■ INSTRUCTION
Swap every "Patent image size" in the data below for "Figure dimensions" and reproduce the rest unchanged. Leave out the pictures.

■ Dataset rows
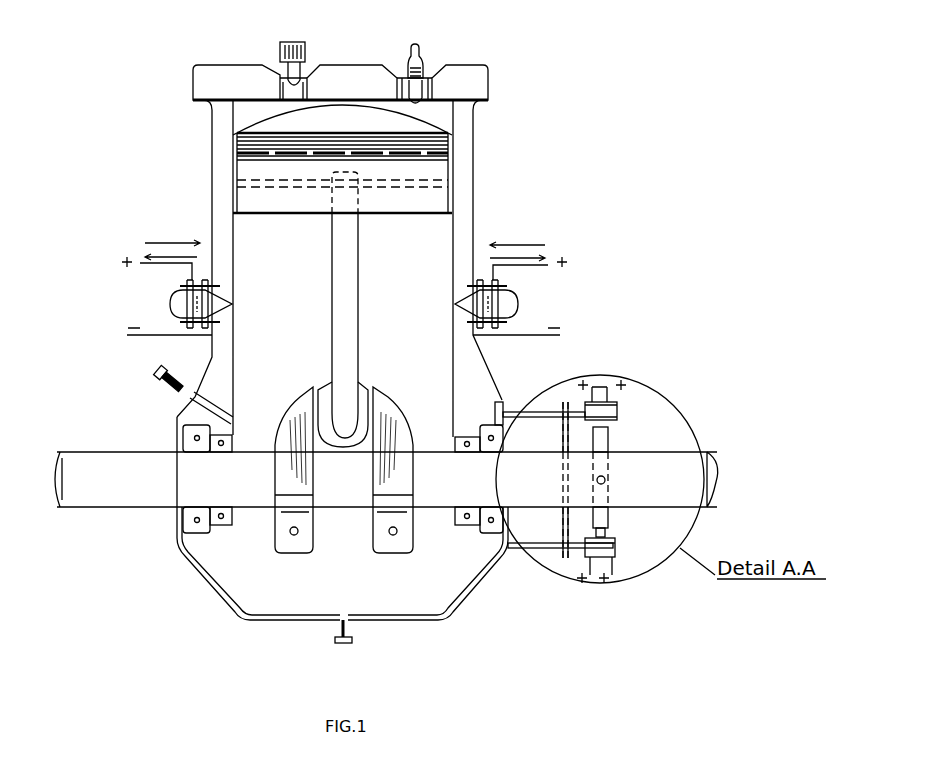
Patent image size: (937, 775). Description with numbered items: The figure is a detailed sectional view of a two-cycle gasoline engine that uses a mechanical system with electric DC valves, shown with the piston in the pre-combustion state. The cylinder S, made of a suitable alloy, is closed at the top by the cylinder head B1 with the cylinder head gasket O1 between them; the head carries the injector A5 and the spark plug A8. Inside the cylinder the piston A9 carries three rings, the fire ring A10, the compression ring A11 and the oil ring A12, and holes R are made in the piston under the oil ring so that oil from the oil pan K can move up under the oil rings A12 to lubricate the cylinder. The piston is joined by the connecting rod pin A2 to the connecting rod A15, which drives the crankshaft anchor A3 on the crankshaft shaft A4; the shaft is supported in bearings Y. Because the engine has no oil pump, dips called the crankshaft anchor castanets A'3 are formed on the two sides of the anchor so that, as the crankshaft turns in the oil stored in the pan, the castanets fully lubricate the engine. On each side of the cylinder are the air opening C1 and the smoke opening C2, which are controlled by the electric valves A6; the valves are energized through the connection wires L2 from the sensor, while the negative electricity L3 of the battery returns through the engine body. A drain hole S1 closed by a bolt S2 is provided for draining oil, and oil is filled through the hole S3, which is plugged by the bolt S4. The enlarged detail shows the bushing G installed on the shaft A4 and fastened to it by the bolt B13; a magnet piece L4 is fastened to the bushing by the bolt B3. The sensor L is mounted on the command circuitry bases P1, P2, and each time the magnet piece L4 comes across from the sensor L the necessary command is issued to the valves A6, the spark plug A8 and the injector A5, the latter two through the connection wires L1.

The cylinder head B1 is at (205, 83).
The cylinder head gasket O1 is at (488, 88).
The injector A5 is at (280, 43).
The spark plug A8 is at (418, 52).
The piston A9 is at (245, 205).
The fire ring A10 is at (237, 135).
The compression ring A11 is at (240, 143).
The oil ring A12 is at (233, 152).
The holes R is at (400, 148).
The connecting rod pin A2 is at (432, 183).
The connecting rod A15 is at (358, 258).
The smoke opening C2 is at (230, 297).
The air opening C1 is at (456, 297).
The valves A6 is at (518, 302).
The connection wires between sensor and valves L2 is at (157, 265).
The negative electricity L3 is at (127, 335).
The cylinder S is at (478, 373).
The bolt S4 is at (160, 377).
The hole S3 is at (193, 395).
The crankshaft shaft A4 is at (107, 508).
The bearing Y is at (187, 528).
The oil pan K is at (240, 583).
The hole S1 is at (340, 630).
The bolt S2 is at (345, 645).
The crankshaft anchor A3 is at (393, 533).
The crankshaft anchor castanet A'3 is at (325, 606).
The command circuitry base P2 is at (543, 412).
The command circuitry base P1 is at (540, 548).
The bolt B13 is at (603, 473).
The bushing G is at (610, 488).
The bolt B3 is at (617, 537).
The sensor L is at (618, 403).
The connection wires between sensor, injector, and spark plug L1 is at (612, 575).
The magnet piece L4 is at (617, 548).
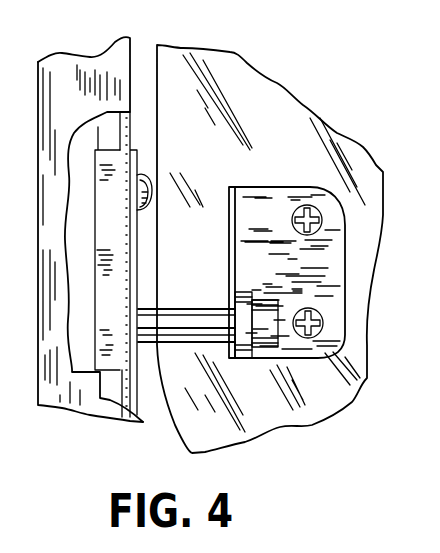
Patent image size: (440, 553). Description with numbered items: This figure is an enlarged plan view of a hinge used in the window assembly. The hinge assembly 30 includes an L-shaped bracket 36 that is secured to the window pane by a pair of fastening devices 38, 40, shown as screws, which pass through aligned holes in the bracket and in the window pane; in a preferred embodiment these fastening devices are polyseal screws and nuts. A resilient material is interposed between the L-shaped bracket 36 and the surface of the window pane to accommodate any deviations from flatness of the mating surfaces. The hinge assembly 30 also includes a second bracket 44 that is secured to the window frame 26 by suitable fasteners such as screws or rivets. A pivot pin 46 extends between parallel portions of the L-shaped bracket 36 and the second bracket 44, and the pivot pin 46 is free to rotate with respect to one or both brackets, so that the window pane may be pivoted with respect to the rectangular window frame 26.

The window frame 26 is at (97, 56).
The hinge assembly 30 is at (218, 357).
The L-shaped bracket 36 is at (298, 197).
The fastening device 38 is at (324, 336).
The fastening device 40 is at (323, 220).
The second bracket 44 is at (103, 307).
The pivot pin 46 is at (194, 328).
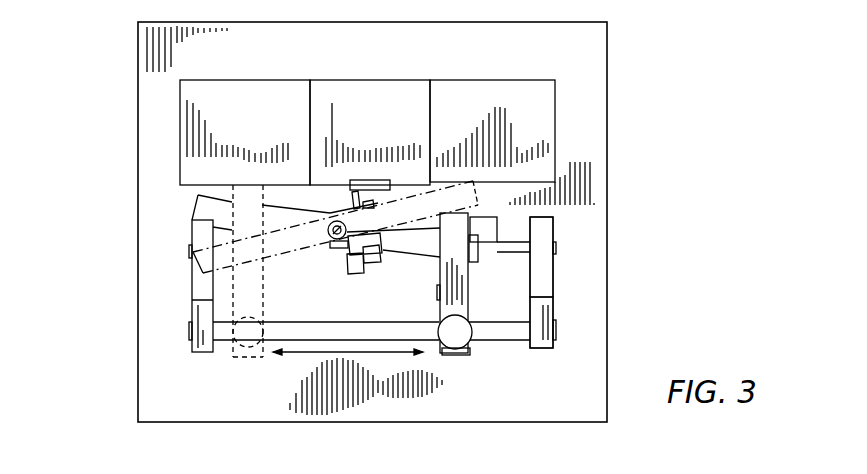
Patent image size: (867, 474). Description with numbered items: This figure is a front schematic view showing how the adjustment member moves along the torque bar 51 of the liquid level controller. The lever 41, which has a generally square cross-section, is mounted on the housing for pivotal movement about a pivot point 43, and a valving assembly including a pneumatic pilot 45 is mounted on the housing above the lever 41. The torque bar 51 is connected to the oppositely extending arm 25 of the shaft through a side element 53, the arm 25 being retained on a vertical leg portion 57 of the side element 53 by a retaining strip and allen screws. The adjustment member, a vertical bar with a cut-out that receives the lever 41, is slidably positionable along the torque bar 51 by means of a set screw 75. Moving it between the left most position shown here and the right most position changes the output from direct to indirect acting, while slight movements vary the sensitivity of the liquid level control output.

The oppositely extending arm 25 is at (537, 223).
The lever 41 is at (200, 208).
The pivot point 43 is at (332, 239).
The pneumatic pilot 45 is at (380, 125).
The torque bar 51 is at (508, 333).
The side element 53 is at (547, 315).
The vertical leg portion 57 is at (547, 270).
The set screw 75 is at (457, 338).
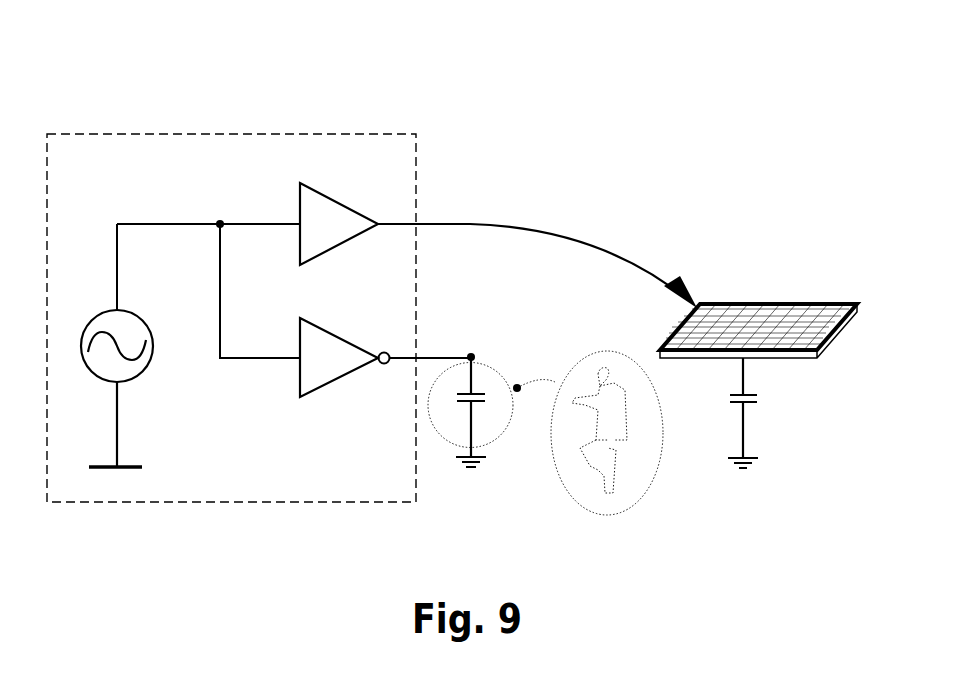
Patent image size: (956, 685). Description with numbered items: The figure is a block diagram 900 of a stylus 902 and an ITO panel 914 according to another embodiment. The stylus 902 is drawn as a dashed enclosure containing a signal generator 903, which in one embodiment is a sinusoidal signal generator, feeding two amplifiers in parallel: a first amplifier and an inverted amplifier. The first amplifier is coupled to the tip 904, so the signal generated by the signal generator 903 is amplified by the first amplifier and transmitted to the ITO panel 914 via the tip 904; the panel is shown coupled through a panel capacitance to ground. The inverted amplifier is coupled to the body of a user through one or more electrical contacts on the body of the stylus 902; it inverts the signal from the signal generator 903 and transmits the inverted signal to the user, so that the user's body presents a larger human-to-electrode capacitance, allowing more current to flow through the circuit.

The block diagram 900 is at (416, 101).
The stylus 902 is at (259, 318).
The signal generator 903 is at (151, 388).
The tip 904 is at (537, 280).
The ITO panel 914 is at (777, 304).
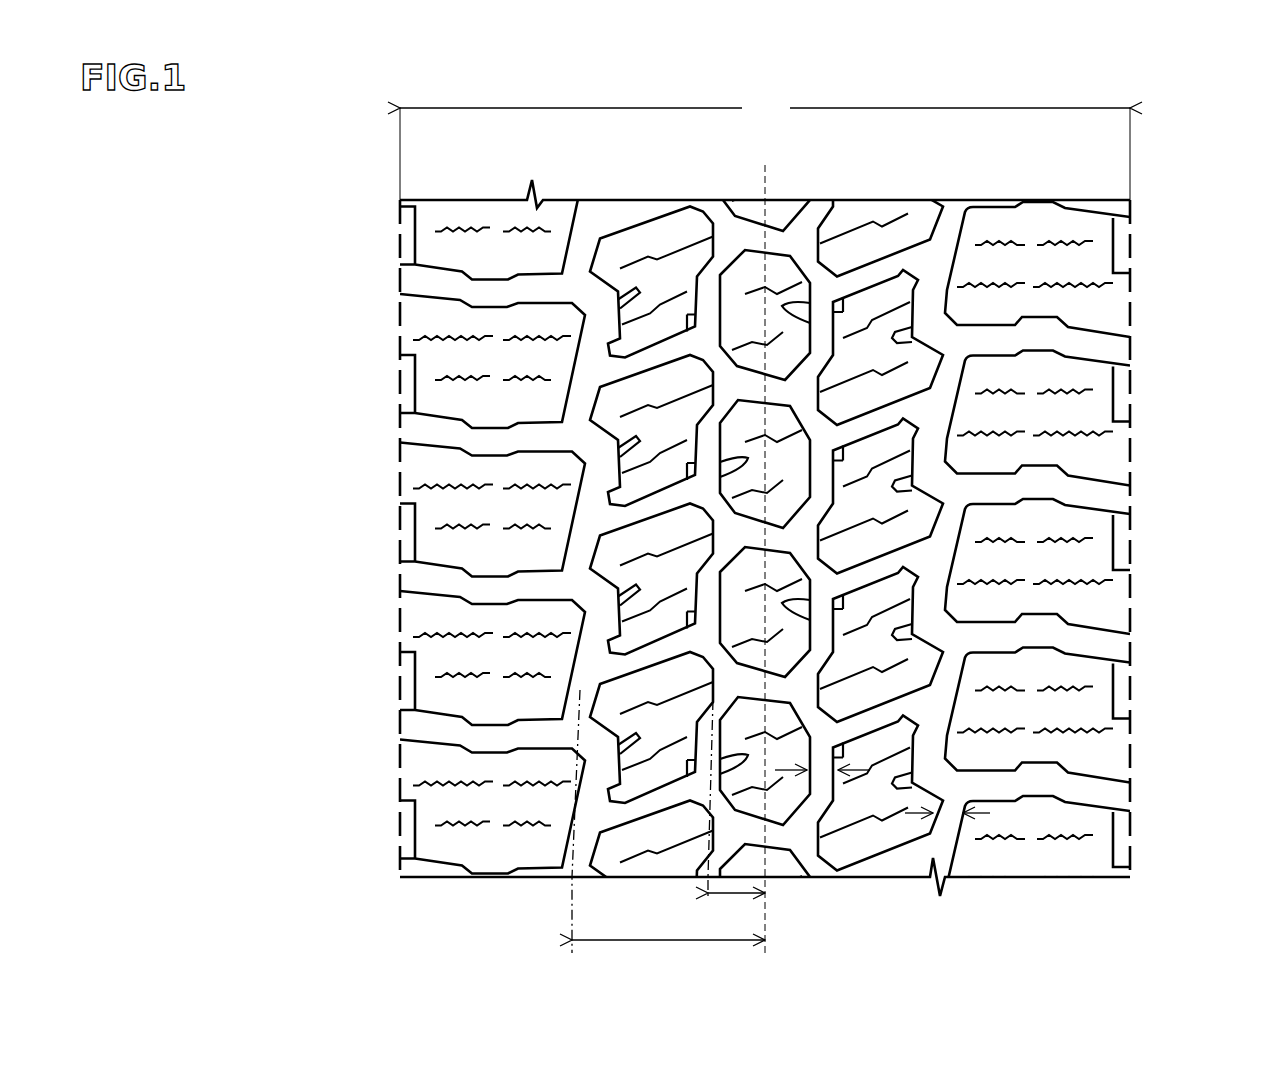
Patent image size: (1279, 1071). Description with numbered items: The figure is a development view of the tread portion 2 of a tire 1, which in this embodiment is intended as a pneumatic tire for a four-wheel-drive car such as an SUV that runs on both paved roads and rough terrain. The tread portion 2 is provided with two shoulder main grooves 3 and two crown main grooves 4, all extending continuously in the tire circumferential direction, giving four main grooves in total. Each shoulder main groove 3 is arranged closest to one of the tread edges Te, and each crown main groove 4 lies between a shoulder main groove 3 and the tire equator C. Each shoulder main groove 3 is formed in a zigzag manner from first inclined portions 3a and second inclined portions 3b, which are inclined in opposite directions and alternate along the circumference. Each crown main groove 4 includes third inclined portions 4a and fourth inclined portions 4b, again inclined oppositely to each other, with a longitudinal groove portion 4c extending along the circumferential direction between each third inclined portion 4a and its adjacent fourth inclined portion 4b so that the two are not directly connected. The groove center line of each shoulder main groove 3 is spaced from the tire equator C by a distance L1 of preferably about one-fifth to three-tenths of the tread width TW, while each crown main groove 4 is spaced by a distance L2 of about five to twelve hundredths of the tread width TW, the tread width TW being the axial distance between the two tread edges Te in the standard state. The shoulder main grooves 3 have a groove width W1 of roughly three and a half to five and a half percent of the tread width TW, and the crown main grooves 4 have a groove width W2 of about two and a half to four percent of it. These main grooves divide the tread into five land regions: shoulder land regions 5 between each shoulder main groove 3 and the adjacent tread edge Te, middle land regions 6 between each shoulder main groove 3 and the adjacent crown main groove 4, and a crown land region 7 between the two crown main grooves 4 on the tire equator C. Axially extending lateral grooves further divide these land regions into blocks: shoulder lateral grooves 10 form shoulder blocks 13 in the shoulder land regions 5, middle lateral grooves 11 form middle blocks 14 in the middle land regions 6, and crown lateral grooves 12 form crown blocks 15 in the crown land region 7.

■ TASK RESULT
Figure dimensions: (937, 775). Description with numbered items: The figure is a detailed sectional view of a two-cycle gasoline engine that uses a mechanical system with electric DC valves, shown with the piston in the pre-combustion state. The cylinder S, made of a suitable alloy, is closed at the top by the cylinder head B1 with the cylinder head gasket O1 between them; the head carries the injector A5 and the spark plug A8. Inside the cylinder the piston A9 carries three rings, the fire ring A10, the compression ring A11 and the oil ring A12, and holes R are made in the piston under the oil ring so that oil from the oil pan K can move up under the oil rings A12 to lubricate the cylinder. The piston is joined by the connecting rod pin A2 to the connecting rod A15, which drives the crankshaft anchor A3 on the crankshaft shaft A4; the shaft is supported in bearings Y. Because the engine has no oil pump, dips called the crankshaft anchor castanets A'3 are formed on the two sides of the anchor so that, as the crankshaft turns in the oil stored in the pan, the castanets fully lubricate the engine. On each side of the cylinder are the air opening C1 and the smoke opening C2, which are controlled by the electric valves A6; the valves are energized through the connection wires L2 from the sensor, while the negative electricity L3 of the battery returns through the engine body. A drain hole S1 closed by a bolt S2 is provided for draining oil, and oil is filled through the hole S3, which is plugged by the bolt S4. The enlarged detail shows the bushing G installed on the shaft A4 and fastened to it by the bolt B13; a magnet piece L4 is fastened to the bushing by the bolt B3. The sensor L is mounted on the command circuitry bases P1, P2, and each time the magnet piece L4 comes across from the sensor L the necessary command is issued to the valves A6, the spark plug A8 and the injector A5, the latter two through the connection wires L1.

The cylinder head B1 is at (205, 83).
The cylinder head gasket O1 is at (488, 88).
The injector A5 is at (280, 43).
The spark plug A8 is at (418, 52).
The piston A9 is at (245, 205).
The fire ring A10 is at (237, 135).
The compression ring A11 is at (240, 143).
The oil ring A12 is at (233, 152).
The holes R is at (400, 148).
The connecting rod pin A2 is at (432, 183).
The connecting rod A15 is at (358, 258).
The smoke opening C2 is at (230, 297).
The air opening C1 is at (456, 297).
The valves A6 is at (518, 302).
The connection wires between sensor and valves L2 is at (157, 265).
The negative electricity L3 is at (127, 335).
The cylinder S is at (478, 373).
The bolt S4 is at (160, 377).
The hole S3 is at (193, 395).
The crankshaft shaft A4 is at (107, 508).
The bearing Y is at (187, 528).
The oil pan K is at (240, 583).
The hole S1 is at (340, 630).
The bolt S2 is at (345, 645).
The crankshaft anchor A3 is at (393, 533).
The crankshaft anchor castanet A'3 is at (325, 606).
The command circuitry base P2 is at (543, 412).
The command circuitry base P1 is at (540, 548).
The bolt B13 is at (603, 473).
The bushing G is at (610, 488).
The bolt B3 is at (617, 537).
The sensor L is at (618, 403).
The connection wires between sensor, injector, and spark plug L1 is at (612, 575).
The magnet piece L4 is at (617, 548).
Figure dimensions: (440, 553). Description with numbered items: This figure is an enlarged plan view of a hinge used in the window assembly. The hinge assembly 30 includes an L-shaped bracket 36 that is secured to the window pane by a pair of fastening devices 38, 40, shown as screws, which pass through aligned holes in the bracket and in the window pane; in a preferred embodiment these fastening devices are polyseal screws and nuts. A resilient material is interposed between the L-shaped bracket 36 and the surface of the window pane to accommodate any deviations from flatness of the mating surfaces. The hinge assembly 30 also includes a second bracket 44 that is secured to the window frame 26 by suitable fasteners such as screws or rivets. A pivot pin 46 extends between parallel portions of the L-shaped bracket 36 and the second bracket 44, and the pivot pin 46 is free to rotate with respect to one or both brackets, so that the window pane may be pivoted with respect to the rectangular window frame 26.

The window frame 26 is at (97, 56).
The hinge assembly 30 is at (218, 357).
The L-shaped bracket 36 is at (298, 197).
The fastening device 38 is at (324, 336).
The fastening device 40 is at (323, 220).
The second bracket 44 is at (103, 307).
The pivot pin 46 is at (194, 328).
Figure dimensions: (867, 474). Description with numbered items: This figure is a front schematic view showing how the adjustment member moves along the torque bar 51 of the liquid level controller. The lever 41, which has a generally square cross-section, is mounted on the housing for pivotal movement about a pivot point 43, and a valving assembly including a pneumatic pilot 45 is mounted on the housing above the lever 41. The torque bar 51 is connected to the oppositely extending arm 25 of the shaft through a side element 53, the arm 25 being retained on a vertical leg portion 57 of the side element 53 by a retaining strip and allen screws. The adjustment member, a vertical bar with a cut-out that receives the lever 41, is slidably positionable along the torque bar 51 by means of a set screw 75. Moving it between the left most position shown here and the right most position changes the output from direct to indirect acting, while slight movements vary the sensitivity of the liquid level control output.

The oppositely extending arm 25 is at (537, 223).
The lever 41 is at (200, 208).
The pivot point 43 is at (332, 239).
The pneumatic pilot 45 is at (380, 125).
The torque bar 51 is at (508, 333).
The side element 53 is at (547, 315).
The vertical leg portion 57 is at (547, 270).
The set screw 75 is at (457, 338).
Figure dimensions: (956, 685). Description with numbered items: The figure is a block diagram 900 of a stylus 902 and an ITO panel 914 according to another embodiment. The stylus 902 is drawn as a dashed enclosure containing a signal generator 903, which in one embodiment is a sinusoidal signal generator, feeding two amplifiers in parallel: a first amplifier and an inverted amplifier. The first amplifier is coupled to the tip 904, so the signal generated by the signal generator 903 is amplified by the first amplifier and transmitted to the ITO panel 914 via the tip 904; the panel is shown coupled through a panel capacitance to ground. The inverted amplifier is coupled to the body of a user through one or more electrical contacts on the body of the stylus 902; it inverts the signal from the signal generator 903 and transmits the inverted signal to the user, so that the user's body presents a larger human-to-electrode capacitance, allowing more current to flow through the circuit.

The block diagram 900 is at (416, 101).
The stylus 902 is at (259, 318).
The signal generator 903 is at (151, 388).
The tip 904 is at (537, 280).
The ITO panel 914 is at (777, 304).
Figure dimensions: (1279, 1071). Description with numbered items: The figure is a development view of the tread portion 2 of a tire 1, which in this embodiment is intended as a pneumatic tire for a four-wheel-drive car such as an SUV that runs on both paved roads and rough terrain. The tread portion 2 is provided with two shoulder main grooves 3 and two crown main grooves 4, all extending continuously in the tire circumferential direction, giving four main grooves in total. Each shoulder main groove 3 is arranged closest to one of the tread edges Te, and each crown main groove 4 lies between a shoulder main groove 3 and the tire equator C. Each shoulder main groove 3 is formed in a zigzag manner from first inclined portions 3a and second inclined portions 3b, which are inclined in opposite directions and alternate along the circumference. Each crown main groove 4 includes third inclined portions 4a and fourth inclined portions 4b, again inclined oppositely to each other, with a longitudinal groove portion 4c extending along the circumferential direction between each third inclined portion 4a and its adjacent fourth inclined portion 4b so that the two are not directly connected. The groove center line of each shoulder main groove 3 is spaced from the tire equator C by a distance L1 of preferably about one-fifth to three-tenths of the tread width TW, while each crown main groove 4 is spaced by a distance L2 of about five to twelve hundredths of the tread width TW, the tread width TW being the axial distance between the two tread edges Te in the standard state. The shoulder main grooves 3 have a groove width W1 of roughly three and a half to five and a half percent of the tread width TW, and the crown main grooves 4 have a groove width W2 of about two and a half to four percent of it. These main grooves divide the tread into five land regions: shoulder land regions 5 between each shoulder main groove 3 and the adjacent tread edge Te, middle land regions 6 between each shoulder main groove 3 and the adjacent crown main groove 4, and a crown land region 7 between the two crown main grooves 4 on the tire equator C. Axially extending lateral grooves further divide these land regions into blocks: shoulder lateral grooves 10 form shoulder blocks 13 in the shoulder land regions 5, middle lateral grooves 11 form middle blocks 14 in the middle land regions 6, and crown lateral grooves 12 form crown blocks 15 in the crown land region 7.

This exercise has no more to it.